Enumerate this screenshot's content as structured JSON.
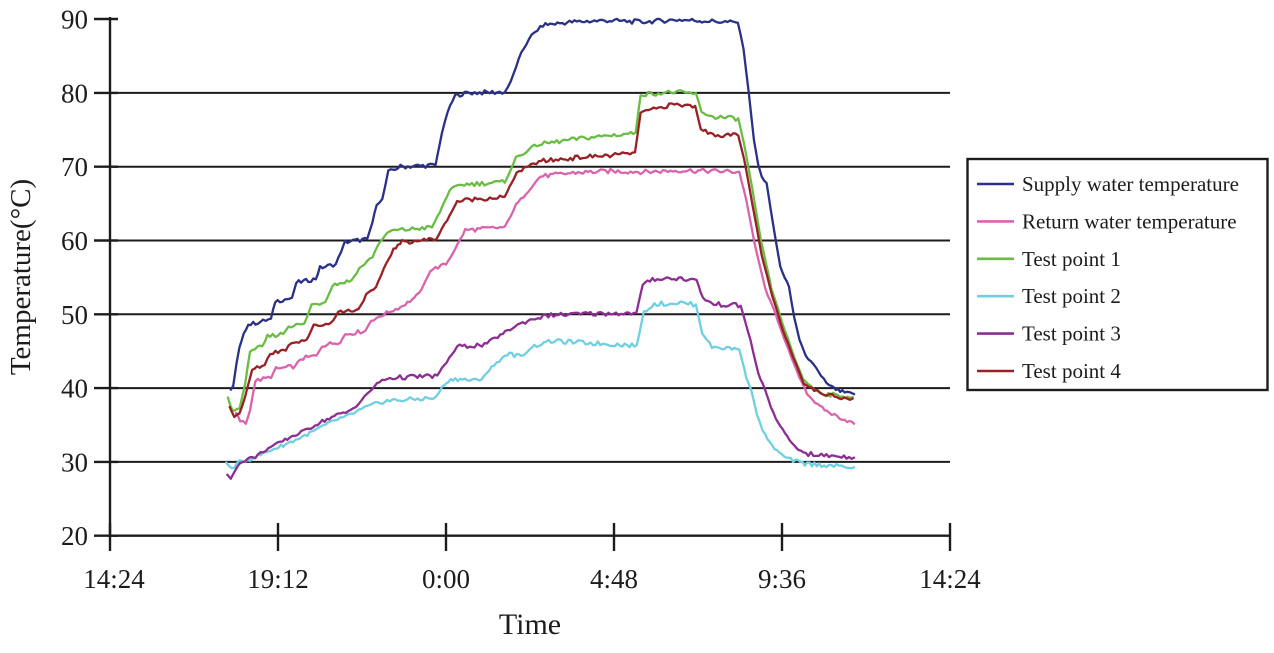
{
  "figure": {
    "y_axis_title": "Temperature(°C)",
    "x_axis_title": "Time",
    "y_tick_labels": [
      "90",
      "80",
      "70",
      "60",
      "50",
      "40",
      "30",
      "20"
    ],
    "x_tick_labels": [
      "14:24",
      "19:12",
      "0:00",
      "4:48",
      "9:36",
      "14:24"
    ]
  },
  "chart_data": {
    "type": "line",
    "title": "",
    "xlabel": "Time",
    "ylabel": "Temperature(°C)",
    "x_tick_labels": [
      "14:24",
      "19:12",
      "0:00",
      "4:48",
      "9:36",
      "14:24"
    ],
    "x_unit": "clock time over 24 h (hours measured from the 14:24 axis origin)",
    "x_range_hours": [
      0,
      24
    ],
    "ylim": [
      20,
      90
    ],
    "y_gridlines": [
      30,
      40,
      50,
      60,
      70,
      80
    ],
    "grid": "horizontal-only",
    "legend_position": "outside-right",
    "axis_color": "#1c1c1c",
    "series": [
      {
        "name": "Supply water temperature",
        "color": "#2a3186",
        "points": [
          [
            3.45,
            39.8
          ],
          [
            3.52,
            40.3
          ],
          [
            3.62,
            43.5
          ],
          [
            3.7,
            45.5
          ],
          [
            3.82,
            47.5
          ],
          [
            3.95,
            48.6
          ],
          [
            4.3,
            49.0
          ],
          [
            4.6,
            49.4
          ],
          [
            4.72,
            51.8
          ],
          [
            5.2,
            52.2
          ],
          [
            5.32,
            54.3
          ],
          [
            5.88,
            54.8
          ],
          [
            6.0,
            56.3
          ],
          [
            6.45,
            56.8
          ],
          [
            6.6,
            58.5
          ],
          [
            6.72,
            59.8
          ],
          [
            7.35,
            60.2
          ],
          [
            7.5,
            62.5
          ],
          [
            7.62,
            65.0
          ],
          [
            7.78,
            65.6
          ],
          [
            7.95,
            69.3
          ],
          [
            8.3,
            70.0
          ],
          [
            9.3,
            70.2
          ],
          [
            9.48,
            74.5
          ],
          [
            9.65,
            77.5
          ],
          [
            9.86,
            79.6
          ],
          [
            10.2,
            80.0
          ],
          [
            11.28,
            80.1
          ],
          [
            11.45,
            81.5
          ],
          [
            11.75,
            85.5
          ],
          [
            12.05,
            87.8
          ],
          [
            12.37,
            89.2
          ],
          [
            13.2,
            89.6
          ],
          [
            14.2,
            89.8
          ],
          [
            15.2,
            89.6
          ],
          [
            16.2,
            89.9
          ],
          [
            17.2,
            89.7
          ],
          [
            17.94,
            89.5
          ],
          [
            18.1,
            86.0
          ],
          [
            18.25,
            80.0
          ],
          [
            18.4,
            73.5
          ],
          [
            18.52,
            70.3
          ],
          [
            18.62,
            68.6
          ],
          [
            18.76,
            67.8
          ],
          [
            18.95,
            62.0
          ],
          [
            19.15,
            56.5
          ],
          [
            19.28,
            54.9
          ],
          [
            19.4,
            53.8
          ],
          [
            19.55,
            49.5
          ],
          [
            19.7,
            46.5
          ],
          [
            19.88,
            44.3
          ],
          [
            20.1,
            43.3
          ],
          [
            20.32,
            41.6
          ],
          [
            20.55,
            40.3
          ],
          [
            20.8,
            39.7
          ],
          [
            21.05,
            39.3
          ],
          [
            21.26,
            39.2
          ]
        ]
      },
      {
        "name": "Return water temperature",
        "color": "#d964ad",
        "points": [
          [
            3.6,
            36.6
          ],
          [
            3.72,
            35.6
          ],
          [
            3.88,
            35.2
          ],
          [
            4.0,
            37.0
          ],
          [
            4.15,
            41.0
          ],
          [
            4.6,
            41.5
          ],
          [
            4.74,
            42.6
          ],
          [
            5.3,
            43.0
          ],
          [
            5.44,
            44.0
          ],
          [
            5.9,
            44.4
          ],
          [
            6.06,
            45.8
          ],
          [
            6.58,
            46.3
          ],
          [
            6.72,
            47.3
          ],
          [
            7.3,
            47.8
          ],
          [
            7.46,
            49.2
          ],
          [
            7.9,
            50.2
          ],
          [
            8.3,
            51.0
          ],
          [
            8.7,
            52.2
          ],
          [
            8.95,
            53.8
          ],
          [
            9.15,
            56.0
          ],
          [
            9.6,
            56.8
          ],
          [
            9.78,
            58.2
          ],
          [
            10.15,
            61.4
          ],
          [
            11.28,
            61.8
          ],
          [
            11.6,
            64.8
          ],
          [
            12.3,
            68.7
          ],
          [
            13.3,
            69.2
          ],
          [
            14.3,
            69.4
          ],
          [
            15.3,
            69.3
          ],
          [
            16.3,
            69.5
          ],
          [
            17.3,
            69.4
          ],
          [
            17.98,
            69.3
          ],
          [
            18.18,
            65.5
          ],
          [
            18.42,
            59.5
          ],
          [
            18.72,
            53.5
          ],
          [
            19.02,
            50.0
          ],
          [
            19.32,
            46.0
          ],
          [
            19.62,
            42.3
          ],
          [
            19.92,
            39.3
          ],
          [
            20.22,
            37.7
          ],
          [
            20.55,
            36.7
          ],
          [
            20.92,
            35.9
          ],
          [
            21.26,
            35.2
          ]
        ]
      },
      {
        "name": "Test point 1",
        "color": "#6abd44",
        "points": [
          [
            3.37,
            38.7
          ],
          [
            3.5,
            36.9
          ],
          [
            3.7,
            37.3
          ],
          [
            3.86,
            40.5
          ],
          [
            4.0,
            45.2
          ],
          [
            4.35,
            45.6
          ],
          [
            4.5,
            47.0
          ],
          [
            4.95,
            47.4
          ],
          [
            5.1,
            48.4
          ],
          [
            5.55,
            48.7
          ],
          [
            5.76,
            51.3
          ],
          [
            6.15,
            51.7
          ],
          [
            6.36,
            54.0
          ],
          [
            6.9,
            54.6
          ],
          [
            7.12,
            56.2
          ],
          [
            7.5,
            57.8
          ],
          [
            7.7,
            59.8
          ],
          [
            8.0,
            61.3
          ],
          [
            9.2,
            61.8
          ],
          [
            9.42,
            63.8
          ],
          [
            9.7,
            66.8
          ],
          [
            10.05,
            67.6
          ],
          [
            11.28,
            67.9
          ],
          [
            11.6,
            71.2
          ],
          [
            12.2,
            73.0
          ],
          [
            13.4,
            73.8
          ],
          [
            14.4,
            74.3
          ],
          [
            15.02,
            74.6
          ],
          [
            15.16,
            79.8
          ],
          [
            16.1,
            80.1
          ],
          [
            16.74,
            79.9
          ],
          [
            16.9,
            77.5
          ],
          [
            17.15,
            76.8
          ],
          [
            17.95,
            76.5
          ],
          [
            18.12,
            73.0
          ],
          [
            18.35,
            67.0
          ],
          [
            18.6,
            60.0
          ],
          [
            18.9,
            53.5
          ],
          [
            19.2,
            49.0
          ],
          [
            19.5,
            44.8
          ],
          [
            19.8,
            41.3
          ],
          [
            20.1,
            39.9
          ],
          [
            20.45,
            39.2
          ],
          [
            20.85,
            39.0
          ],
          [
            21.22,
            38.8
          ]
        ]
      },
      {
        "name": "Test point 2",
        "color": "#70cfe0",
        "points": [
          [
            3.32,
            29.8
          ],
          [
            3.48,
            29.1
          ],
          [
            3.7,
            30.0
          ],
          [
            4.0,
            30.4
          ],
          [
            4.3,
            31.0
          ],
          [
            4.62,
            31.7
          ],
          [
            4.95,
            32.3
          ],
          [
            5.3,
            33.0
          ],
          [
            5.7,
            33.9
          ],
          [
            6.1,
            34.9
          ],
          [
            6.5,
            35.8
          ],
          [
            6.82,
            36.3
          ],
          [
            7.12,
            37.0
          ],
          [
            7.52,
            37.8
          ],
          [
            7.92,
            38.3
          ],
          [
            9.3,
            38.7
          ],
          [
            9.55,
            40.6
          ],
          [
            9.8,
            41.3
          ],
          [
            10.55,
            41.0
          ],
          [
            10.9,
            42.8
          ],
          [
            11.35,
            44.7
          ],
          [
            11.75,
            44.3
          ],
          [
            12.05,
            45.6
          ],
          [
            12.6,
            46.4
          ],
          [
            13.8,
            46.1
          ],
          [
            15.05,
            45.8
          ],
          [
            15.25,
            50.3
          ],
          [
            15.55,
            51.4
          ],
          [
            16.3,
            51.6
          ],
          [
            16.74,
            51.3
          ],
          [
            16.92,
            47.5
          ],
          [
            17.2,
            45.6
          ],
          [
            17.98,
            45.3
          ],
          [
            18.18,
            41.5
          ],
          [
            18.32,
            39.8
          ],
          [
            18.48,
            36.5
          ],
          [
            18.65,
            34.3
          ],
          [
            18.85,
            32.6
          ],
          [
            19.12,
            31.2
          ],
          [
            19.45,
            30.3
          ],
          [
            19.85,
            29.8
          ],
          [
            20.4,
            29.6
          ],
          [
            20.9,
            29.4
          ],
          [
            21.26,
            29.3
          ]
        ]
      },
      {
        "name": "Test point 3",
        "color": "#8c2e92",
        "points": [
          [
            3.35,
            28.3
          ],
          [
            3.45,
            27.8
          ],
          [
            3.62,
            29.4
          ],
          [
            3.85,
            30.3
          ],
          [
            4.15,
            30.7
          ],
          [
            4.45,
            31.7
          ],
          [
            4.8,
            32.5
          ],
          [
            5.2,
            33.5
          ],
          [
            5.6,
            34.3
          ],
          [
            6.0,
            35.4
          ],
          [
            6.4,
            36.2
          ],
          [
            6.8,
            36.8
          ],
          [
            7.1,
            37.9
          ],
          [
            7.42,
            39.6
          ],
          [
            7.7,
            40.9
          ],
          [
            8.0,
            41.4
          ],
          [
            9.35,
            41.7
          ],
          [
            9.62,
            43.6
          ],
          [
            9.92,
            45.6
          ],
          [
            10.7,
            45.9
          ],
          [
            11.15,
            47.2
          ],
          [
            11.65,
            48.6
          ],
          [
            12.15,
            49.5
          ],
          [
            12.6,
            49.9
          ],
          [
            13.8,
            50.1
          ],
          [
            15.04,
            50.2
          ],
          [
            15.22,
            54.0
          ],
          [
            15.5,
            54.8
          ],
          [
            16.25,
            54.9
          ],
          [
            16.76,
            54.6
          ],
          [
            16.94,
            52.2
          ],
          [
            17.25,
            51.4
          ],
          [
            18.02,
            51.2
          ],
          [
            18.3,
            46.5
          ],
          [
            18.52,
            42.0
          ],
          [
            18.7,
            40.0
          ],
          [
            18.88,
            37.5
          ],
          [
            19.1,
            35.2
          ],
          [
            19.35,
            33.4
          ],
          [
            19.6,
            31.9
          ],
          [
            19.95,
            31.1
          ],
          [
            20.4,
            30.9
          ],
          [
            20.9,
            30.8
          ],
          [
            21.26,
            30.6
          ]
        ]
      },
      {
        "name": "Test point 4",
        "color": "#992025",
        "points": [
          [
            3.42,
            37.4
          ],
          [
            3.55,
            36.3
          ],
          [
            3.7,
            36.6
          ],
          [
            3.86,
            38.8
          ],
          [
            4.06,
            42.5
          ],
          [
            4.42,
            43.2
          ],
          [
            4.58,
            44.8
          ],
          [
            5.02,
            45.2
          ],
          [
            5.18,
            46.2
          ],
          [
            5.62,
            46.6
          ],
          [
            5.82,
            48.4
          ],
          [
            6.3,
            48.8
          ],
          [
            6.52,
            50.3
          ],
          [
            7.1,
            50.7
          ],
          [
            7.32,
            52.6
          ],
          [
            7.6,
            53.6
          ],
          [
            7.82,
            56.2
          ],
          [
            8.1,
            58.8
          ],
          [
            8.35,
            59.8
          ],
          [
            9.32,
            60.2
          ],
          [
            9.56,
            62.2
          ],
          [
            9.92,
            65.3
          ],
          [
            10.35,
            65.6
          ],
          [
            11.28,
            65.9
          ],
          [
            11.62,
            69.2
          ],
          [
            12.25,
            70.7
          ],
          [
            13.5,
            71.3
          ],
          [
            14.5,
            71.6
          ],
          [
            15.0,
            71.9
          ],
          [
            15.16,
            77.3
          ],
          [
            16.05,
            78.4
          ],
          [
            16.72,
            78.2
          ],
          [
            16.88,
            75.2
          ],
          [
            17.15,
            74.4
          ],
          [
            17.95,
            74.2
          ],
          [
            18.12,
            71.0
          ],
          [
            18.35,
            65.0
          ],
          [
            18.62,
            58.0
          ],
          [
            18.92,
            52.5
          ],
          [
            19.22,
            48.0
          ],
          [
            19.52,
            44.2
          ],
          [
            19.82,
            40.8
          ],
          [
            20.12,
            39.7
          ],
          [
            20.5,
            39.1
          ],
          [
            20.9,
            38.8
          ],
          [
            21.22,
            38.6
          ]
        ]
      }
    ]
  }
}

» **What you are asked to do**
Reply with nothing but the number of lines that contain the word "water".

» **Result for this task**
2